Give every entry again, word for word and in full.

**Exercise data**

* * * * * * *

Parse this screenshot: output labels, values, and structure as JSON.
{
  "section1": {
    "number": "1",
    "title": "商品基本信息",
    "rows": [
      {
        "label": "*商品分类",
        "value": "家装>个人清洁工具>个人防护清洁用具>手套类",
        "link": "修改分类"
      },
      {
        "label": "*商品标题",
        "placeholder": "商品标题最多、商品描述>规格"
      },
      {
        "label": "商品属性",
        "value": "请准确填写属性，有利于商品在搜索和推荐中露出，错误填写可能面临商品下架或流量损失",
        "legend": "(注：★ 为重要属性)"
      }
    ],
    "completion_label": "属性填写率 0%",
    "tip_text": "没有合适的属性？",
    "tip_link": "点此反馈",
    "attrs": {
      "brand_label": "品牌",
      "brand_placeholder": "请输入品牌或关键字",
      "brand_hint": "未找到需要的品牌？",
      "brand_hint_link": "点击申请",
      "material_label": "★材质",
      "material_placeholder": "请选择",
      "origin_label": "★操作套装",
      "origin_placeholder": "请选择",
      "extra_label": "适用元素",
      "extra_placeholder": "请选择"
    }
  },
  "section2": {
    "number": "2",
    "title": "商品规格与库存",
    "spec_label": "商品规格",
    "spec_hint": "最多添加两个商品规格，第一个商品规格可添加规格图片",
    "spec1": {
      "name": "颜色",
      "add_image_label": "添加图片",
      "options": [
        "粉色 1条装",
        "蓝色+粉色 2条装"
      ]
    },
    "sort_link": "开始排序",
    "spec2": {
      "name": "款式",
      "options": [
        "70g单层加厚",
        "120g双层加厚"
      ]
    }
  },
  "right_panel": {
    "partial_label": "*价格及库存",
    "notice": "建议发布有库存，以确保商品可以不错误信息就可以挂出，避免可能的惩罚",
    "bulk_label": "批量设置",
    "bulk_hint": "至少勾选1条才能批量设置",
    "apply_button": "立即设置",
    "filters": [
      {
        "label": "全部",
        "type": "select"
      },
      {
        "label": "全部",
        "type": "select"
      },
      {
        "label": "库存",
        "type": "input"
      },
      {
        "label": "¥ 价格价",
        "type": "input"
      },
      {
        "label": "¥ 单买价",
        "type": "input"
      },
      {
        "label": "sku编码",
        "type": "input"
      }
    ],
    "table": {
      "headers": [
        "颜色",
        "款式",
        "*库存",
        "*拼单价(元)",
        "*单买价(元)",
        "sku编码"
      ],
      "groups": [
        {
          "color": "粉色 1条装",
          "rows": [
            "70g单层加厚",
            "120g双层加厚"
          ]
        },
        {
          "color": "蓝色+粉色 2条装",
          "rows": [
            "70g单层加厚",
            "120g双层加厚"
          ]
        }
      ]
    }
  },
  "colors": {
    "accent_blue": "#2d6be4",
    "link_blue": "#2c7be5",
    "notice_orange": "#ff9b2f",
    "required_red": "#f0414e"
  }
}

* * * * * * *

**Task solution**
Parse this screenshot: output labels, values, and structure as JSON.
{
  "section1": {
    "number": "1",
    "title": "商品基本信息",
    "rows": [
      {
        "label": "*商品分类",
        "value": "家装>个人清洁工具>个人防护清洁用具>手套类",
        "link": "修改分类"
      },
      {
        "label": "*商品标题",
        "placeholder": "商品标题最多、商品描述>规格"
      },
      {
        "label": "商品属性",
        "value": "请准确填写属性，有利于商品在搜索和推荐中露出，错误填写可能面临商品下架或流量损失",
        "legend": "(注：★ 为重要属性)"
      }
    ],
    "completion_label": "属性填写率 0%",
    "tip_text": "没有合适的属性？",
    "tip_link": "点此反馈",
    "attrs": {
      "brand_label": "品牌",
      "brand_placeholder": "请输入品牌或关键字",
      "brand_hint": "未找到需要的品牌？",
      "brand_hint_link": "点击申请",
      "material_label": "★材质",
      "material_placeholder": "请选择",
      "origin_label": "★操作套装",
      "origin_placeholder": "请选择",
      "extra_label": "适用元素",
      "extra_placeholder": "请选择"
    }
  },
  "section2": {
    "number": "2",
    "title": "商品规格与库存",
    "spec_label": "商品规格",
    "spec_hint": "最多添加两个商品规格，第一个商品规格可添加规格图片",
    "spec1": {
      "name": "颜色",
      "add_image_label": "添加图片",
      "options": [
        "粉色 1条装",
        "蓝色+粉色 2条装"
      ]
    },
    "sort_link": "开始排序",
    "spec2": {
      "name": "款式",
      "options": [
        "70g单层加厚",
        "120g双层加厚"
      ]
    }
  },
  "right_panel": {
    "partial_label": "*价格及库存",
    "notice": "建议发布有库存，以确保商品可以不错误信息就可以挂出，避免可能的惩罚",
    "bulk_label": "批量设置",
    "bulk_hint": "至少勾选1条才能批量设置",
    "apply_button": "立即设置",
    "filters": [
      {
        "label": "全部",
        "type": "select"
      },
      {
        "label": "全部",
        "type": "select"
      },
      {
        "label": "库存",
        "type": "input"
      },
      {
        "label": "¥ 价格价",
        "type": "input"
      },
      {
        "label": "¥ 单买价",
        "type": "input"
      },
      {
        "label": "sku编码",
        "type": "input"
      }
    ],
    "table": {
      "headers": [
        "颜色",
        "款式",
        "*库存",
        "*拼单价(元)",
        "*单买价(元)",
        "sku编码"
      ],
      "groups": [
        {
          "color": "粉色 1条装",
          "rows": [
            "70g单层加厚",
            "120g双层加厚"
          ]
        },
        {
          "color": "蓝色+粉色 2条装",
          "rows": [
            "70g单层加厚",
            "120g双层加厚"
          ]
        }
      ]
    }
  },
  "colors": {
    "accent_blue": "#2d6be4",
    "link_blue": "#2c7be5",
    "notice_orange": "#ff9b2f",
    "required_red": "#f0414e"
  }
}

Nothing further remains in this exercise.